Page ->
20250116-qit-types-extended-abstract

Constructing QIT from Quotients

1. Introduction and Motivation

Quotient Inductive Types (QITs) are a central mechanism for specifying datatypes equipped with identifications in set-truncated Homotopy Type Theory \cite{hottl2013-book}. They support a wide range of fundamental constructions, including the HoTT reals \cite{hott2013-book}, partiality monads \cite{altenkirch2017-partiality-monad}, and ordinal-like structures.

Despite their expressive power, QITs present significant foundational difficulties. Shulman and Lumsdaine established a no-go theorem showing that certain QITs, including standard definitions of the countable ordinals, cannot be constructed using quotients alone \cite{lumsdaine2020-semantics-higher-inductive}. This suggests that some form of infinitary principle or choice is unavoidable in a constructive metatheory.

Fiore, Pitts, and Steenkamp subsequently showed that a broad class of QITs, which they call QW types (and their indexed pair, QWI types) admit an initial algebra semantics assuming the (Indexed) Weak Initial Set of Covers (IWISC) principle \cite{fiore2022-quotients-inductive-types}. Their result recovers many important examples, including certain presentations of the countable ordinals. However, WISC remains a nontrivial choice principle \cite{vandenberg2012-wisc-axiom}, and its necessity is poorly understood. In particular, it is unclear which features of a QIT genuinely require choice, and which arise from limitations of existing proof techniques.

Provided material ->
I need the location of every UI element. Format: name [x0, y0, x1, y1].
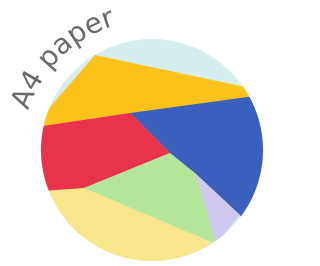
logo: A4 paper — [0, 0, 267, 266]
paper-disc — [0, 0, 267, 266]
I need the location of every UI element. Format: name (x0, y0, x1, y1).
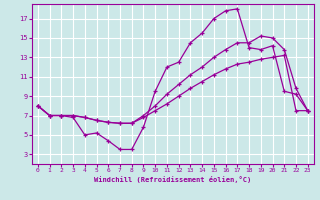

Set problem 1 ->
Answer from the abstract on quotient inductive types:
(a) Which three constructions does the introduction list as supported by QITs?
(b) Who established the no-go theorem about constructing certain QITs with quotients alone?
(c) What name do Fiore, Pitts, and Steenkamp give to the broad class of QITs they study?
Set problem 2 -> Carry on the abstract on quotient inductive types from its last sentence.
Nothing in the material is needed.

Exercise answer 1 ->
(a) The HoTT reals, partiality monads, and ordinal-like structures.
(b) Shulman and Lumsdaine.
(c) QW types, with QWI types as their indexed pair.

Exercise answer 2 ->
We chose to test the necessity of IWISC, by working through a simple case where constructivity failed, infinitely branching trees quotiented by permutation of children, that we call ‘Mobiles’.

Through formalizing this in Agda, we discovered that:

• The only part of the mobiles construction that required knowledge about the permutation was in a depth bound of the intermediate terms needed to equate two terms
• Cocontinuity was fully constructable for mobiles.

This second result came as a surprise to us, as we expected mobiles to be sufficiently complex to require some kind of choice principle. Another surprising fact that mobiles demonstrate is that branching cardinality has no bearing on its representability. The branching factor $I$ may be uncountable or even immesurable in cardinality and the construction still holds.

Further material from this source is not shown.